┌──

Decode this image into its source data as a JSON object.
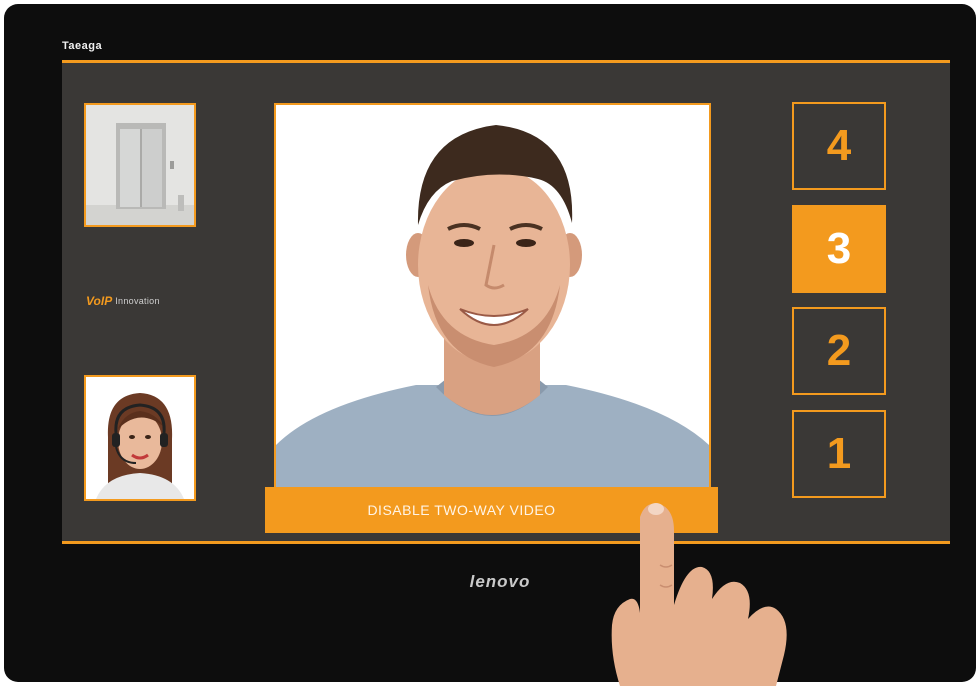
{
  "header": {
    "app_label": "Taeaga"
  },
  "sidebar": {
    "logo_mark": "VoIP",
    "logo_text": "Innovation"
  },
  "video": {
    "disable_button_label": "DISABLE TWO-WAY VIDEO"
  },
  "floors": [
    {
      "label": "4",
      "active": false
    },
    {
      "label": "3",
      "active": true
    },
    {
      "label": "2",
      "active": false
    },
    {
      "label": "1",
      "active": false
    }
  ],
  "device": {
    "brand": "lenovo"
  },
  "colors": {
    "accent": "#f39a1e",
    "screen": "#3a3836",
    "bezel": "#0d0d0d"
  }
}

└──

▶ _Brief_: Give an exact reproduction of every line, leaving out any picture.

▶ _Response to the exercise_:
Decode this image into its source data as a JSON object.
{
  "header": {
    "app_label": "Taeaga"
  },
  "sidebar": {
    "logo_mark": "VoIP",
    "logo_text": "Innovation"
  },
  "video": {
    "disable_button_label": "DISABLE TWO-WAY VIDEO"
  },
  "floors": [
    {
      "label": "4",
      "active": false
    },
    {
      "label": "3",
      "active": true
    },
    {
      "label": "2",
      "active": false
    },
    {
      "label": "1",
      "active": false
    }
  ],
  "device": {
    "brand": "lenovo"
  },
  "colors": {
    "accent": "#f39a1e",
    "screen": "#3a3836",
    "bezel": "#0d0d0d"
  }
}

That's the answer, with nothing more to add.